"""
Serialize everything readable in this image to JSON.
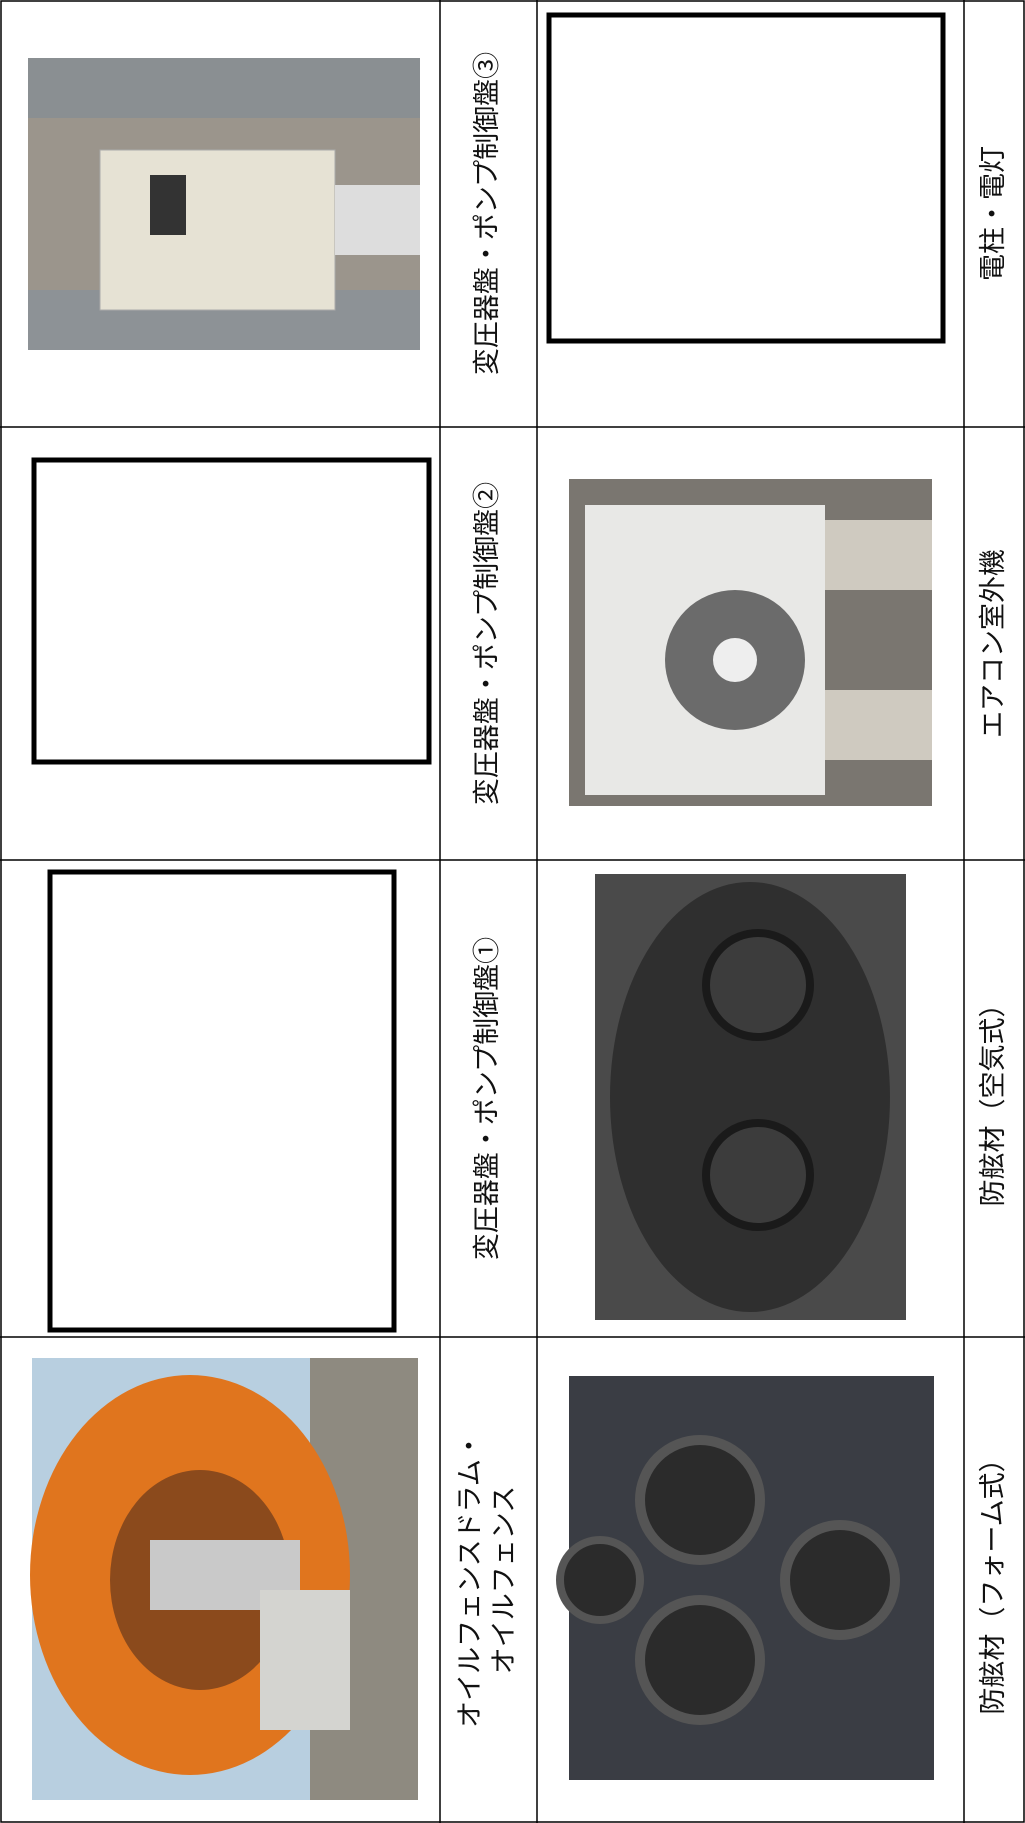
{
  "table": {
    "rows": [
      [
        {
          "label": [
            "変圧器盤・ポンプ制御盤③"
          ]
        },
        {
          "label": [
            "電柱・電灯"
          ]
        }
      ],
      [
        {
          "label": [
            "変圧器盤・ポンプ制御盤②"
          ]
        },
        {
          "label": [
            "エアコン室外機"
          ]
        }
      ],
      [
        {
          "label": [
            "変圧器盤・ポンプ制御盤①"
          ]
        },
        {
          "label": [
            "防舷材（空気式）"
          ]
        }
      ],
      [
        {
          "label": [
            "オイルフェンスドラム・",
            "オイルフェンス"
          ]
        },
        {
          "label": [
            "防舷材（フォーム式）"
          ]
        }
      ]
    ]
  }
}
"""
• _WHAT TO PRODUCE_
Only a number is wanted: how many lines contain "変圧器盤"?

• _RESPONSE_
3